▶ _DATA_:

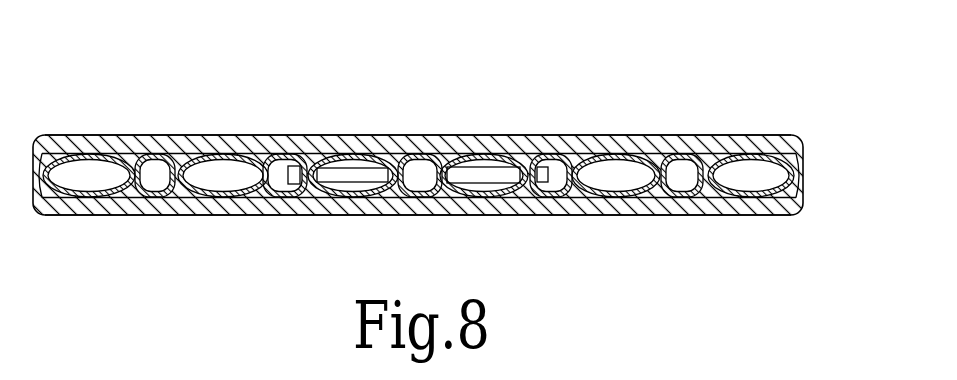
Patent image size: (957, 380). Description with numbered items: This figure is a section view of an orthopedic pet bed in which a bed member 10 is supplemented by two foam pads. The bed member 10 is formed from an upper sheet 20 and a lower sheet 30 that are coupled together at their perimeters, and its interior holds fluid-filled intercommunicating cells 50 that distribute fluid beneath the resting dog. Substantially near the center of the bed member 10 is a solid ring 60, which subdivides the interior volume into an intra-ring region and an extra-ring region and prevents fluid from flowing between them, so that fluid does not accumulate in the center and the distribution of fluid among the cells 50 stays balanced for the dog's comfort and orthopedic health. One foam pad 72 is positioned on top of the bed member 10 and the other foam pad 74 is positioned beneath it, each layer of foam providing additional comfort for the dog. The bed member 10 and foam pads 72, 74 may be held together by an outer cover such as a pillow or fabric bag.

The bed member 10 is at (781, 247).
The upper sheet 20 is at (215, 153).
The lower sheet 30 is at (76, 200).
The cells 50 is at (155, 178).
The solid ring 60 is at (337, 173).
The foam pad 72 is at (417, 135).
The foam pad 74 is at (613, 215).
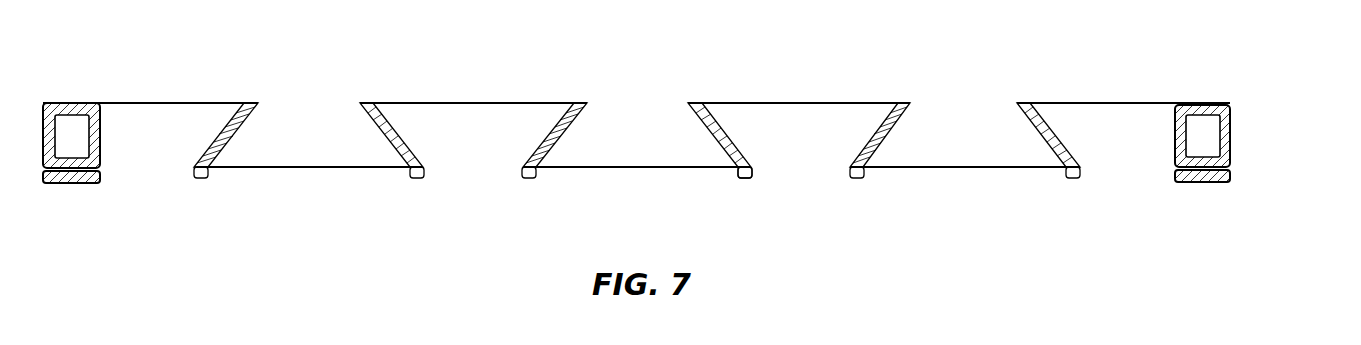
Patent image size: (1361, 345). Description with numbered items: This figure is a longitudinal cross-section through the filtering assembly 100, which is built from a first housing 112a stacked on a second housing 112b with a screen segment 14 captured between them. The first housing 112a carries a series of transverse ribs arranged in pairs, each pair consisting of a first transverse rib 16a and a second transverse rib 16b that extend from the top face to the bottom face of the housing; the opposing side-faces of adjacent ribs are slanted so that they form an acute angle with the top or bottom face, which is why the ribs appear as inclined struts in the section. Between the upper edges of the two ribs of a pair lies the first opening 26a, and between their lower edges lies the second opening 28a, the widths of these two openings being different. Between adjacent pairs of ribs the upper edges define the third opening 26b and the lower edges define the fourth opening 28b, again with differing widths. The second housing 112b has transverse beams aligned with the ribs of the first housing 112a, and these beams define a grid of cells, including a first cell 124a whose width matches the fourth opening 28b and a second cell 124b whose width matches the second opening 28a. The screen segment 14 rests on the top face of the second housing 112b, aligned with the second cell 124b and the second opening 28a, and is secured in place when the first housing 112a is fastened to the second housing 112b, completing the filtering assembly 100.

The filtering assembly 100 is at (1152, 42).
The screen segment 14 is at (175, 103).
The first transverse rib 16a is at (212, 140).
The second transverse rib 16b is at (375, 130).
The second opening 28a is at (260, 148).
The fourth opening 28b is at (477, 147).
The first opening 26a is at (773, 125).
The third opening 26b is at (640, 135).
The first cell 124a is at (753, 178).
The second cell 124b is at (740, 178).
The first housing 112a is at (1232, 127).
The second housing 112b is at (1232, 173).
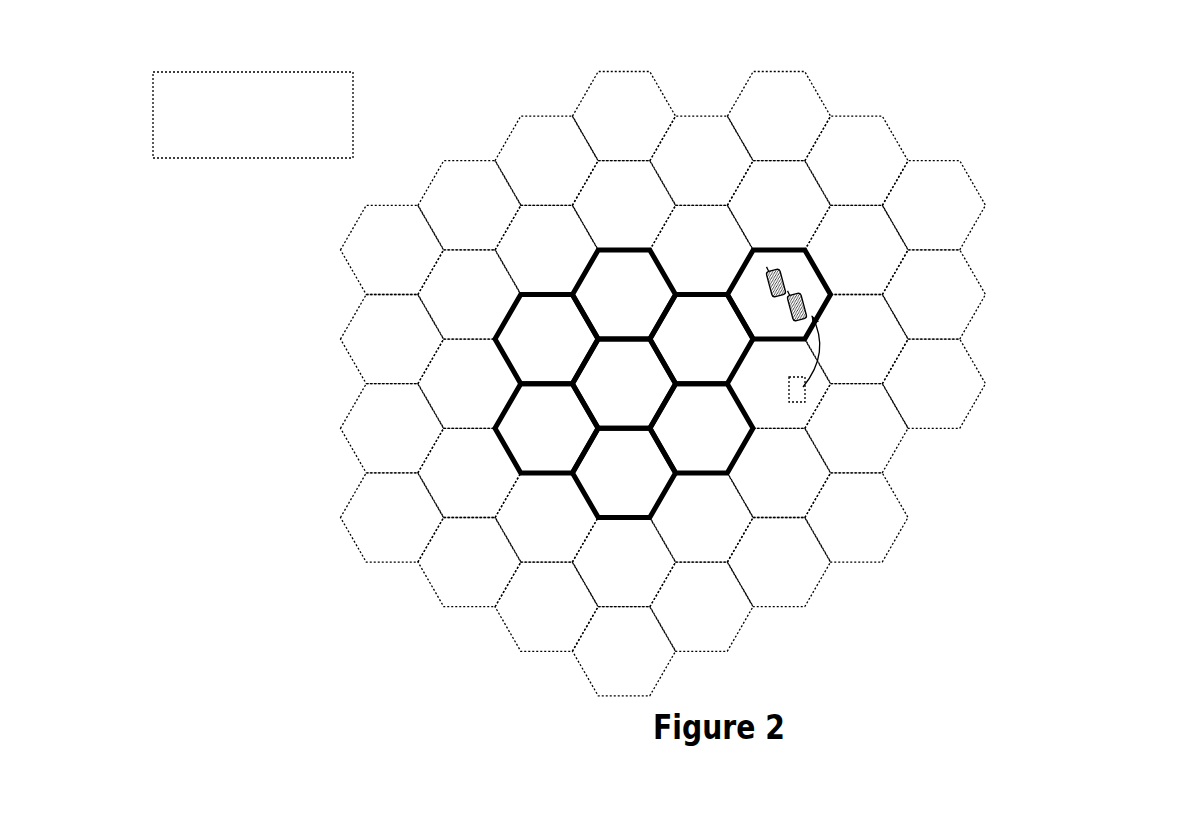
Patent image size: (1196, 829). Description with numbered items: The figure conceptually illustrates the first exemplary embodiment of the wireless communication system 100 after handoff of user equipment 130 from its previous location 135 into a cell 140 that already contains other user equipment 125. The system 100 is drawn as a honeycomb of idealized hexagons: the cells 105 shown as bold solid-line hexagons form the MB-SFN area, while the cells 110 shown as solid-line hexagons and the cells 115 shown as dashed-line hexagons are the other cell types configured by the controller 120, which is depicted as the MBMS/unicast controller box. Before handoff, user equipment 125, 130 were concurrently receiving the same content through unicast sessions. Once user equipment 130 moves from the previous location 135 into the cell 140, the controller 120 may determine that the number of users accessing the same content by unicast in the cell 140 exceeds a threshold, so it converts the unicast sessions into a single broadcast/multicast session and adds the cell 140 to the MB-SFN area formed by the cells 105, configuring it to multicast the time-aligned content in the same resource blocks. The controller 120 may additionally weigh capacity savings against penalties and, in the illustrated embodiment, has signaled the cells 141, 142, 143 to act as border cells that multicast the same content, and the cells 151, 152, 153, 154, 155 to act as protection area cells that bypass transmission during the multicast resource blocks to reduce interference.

▶ _AIM OF THE TASK_: Could the entries above be copied out exactly, with no pictures included?

▶ _SOLVED PROBLEM_:
Patent image size: (957, 380). Description with numbered items: This figure is a section view of an orthopedic pet bed in which a bed member 10 is supplemented by two foam pads. The bed member 10 is formed from an upper sheet 20 and a lower sheet 30 that are coupled together at their perimeters, and its interior holds fluid-filled intercommunicating cells 50 that distribute fluid beneath the resting dog. Substantially near the center of the bed member 10 is a solid ring 60, which subdivides the interior volume into an intra-ring region and an extra-ring region and prevents fluid from flowing between them, so that fluid does not accumulate in the center and the distribution of fluid among the cells 50 stays balanced for the dog's comfort and orthopedic health. One foam pad 72 is positioned on top of the bed member 10 and the other foam pad 74 is positioned beneath it, each layer of foam providing additional comfort for the dog. The bed member 10 and foam pads 72, 74 may be held together by an outer cover such as a pillow or fabric bag.

The bed member 10 is at (781, 247).
The upper sheet 20 is at (215, 153).
The lower sheet 30 is at (76, 200).
The cells 50 is at (155, 178).
The solid ring 60 is at (337, 173).
The foam pad 72 is at (417, 135).
The foam pad 74 is at (613, 215).
Patent image size: (1361, 345). Description with numbered items: This figure is a longitudinal cross-section through the filtering assembly 100, which is built from a first housing 112a stacked on a second housing 112b with a screen segment 14 captured between them. The first housing 112a carries a series of transverse ribs arranged in pairs, each pair consisting of a first transverse rib 16a and a second transverse rib 16b that extend from the top face to the bottom face of the housing; the opposing side-faces of adjacent ribs are slanted so that they form an acute angle with the top or bottom face, which is why the ribs appear as inclined struts in the section. Between the upper edges of the two ribs of a pair lies the first opening 26a, and between their lower edges lies the second opening 28a, the widths of these two openings being different. Between adjacent pairs of ribs the upper edges define the third opening 26b and the lower edges define the fourth opening 28b, again with differing widths. The second housing 112b has transverse beams aligned with the ribs of the first housing 112a, and these beams define a grid of cells, including a first cell 124a whose width matches the fourth opening 28b and a second cell 124b whose width matches the second opening 28a. The screen segment 14 rests on the top face of the second housing 112b, aligned with the second cell 124b and the second opening 28a, and is secured in place when the first housing 112a is fastened to the second housing 112b, completing the filtering assembly 100.

The filtering assembly 100 is at (1152, 42).
The screen segment 14 is at (175, 103).
The first transverse rib 16a is at (212, 140).
The second transverse rib 16b is at (375, 130).
The second opening 28a is at (260, 148).
The fourth opening 28b is at (477, 147).
The first opening 26a is at (773, 125).
The third opening 26b is at (640, 135).
The first cell 124a is at (753, 178).
The second cell 124b is at (740, 178).
The first housing 112a is at (1232, 127).
The second housing 112b is at (1232, 173).
Patent image size: (1196, 829). Description with numbered items: The figure conceptually illustrates the first exemplary embodiment of the wireless communication system 100 after handoff of user equipment 130 from its previous location 135 into a cell 140 that already contains other user equipment 125. The system 100 is drawn as a honeycomb of idealized hexagons: the cells 105 shown as bold solid-line hexagons form the MB-SFN area, while the cells 110 shown as solid-line hexagons and the cells 115 shown as dashed-line hexagons are the other cell types configured by the controller 120, which is depicted as the MBMS/unicast controller box. Before handoff, user equipment 125, 130 were concurrently receiving the same content through unicast sessions. Once user equipment 130 moves from the previous location 135 into the cell 140, the controller 120 may determine that the number of users accessing the same content by unicast in the cell 140 exceeds a threshold, so it converts the unicast sessions into a single broadcast/multicast session and adds the cell 140 to the MB-SFN area formed by the cells 105, configuring it to multicast the time-aligned content in the same resource blocks. The controller 120 may additionally weigh capacity savings against penalties and, in the illustrated embodiment, has signaled the cells 141, 142, 143 to act as border cells that multicast the same content, and the cells 151, 152, 153, 154, 155 to act as protection area cells that bypass transmission during the multicast resource blocks to reduce interference.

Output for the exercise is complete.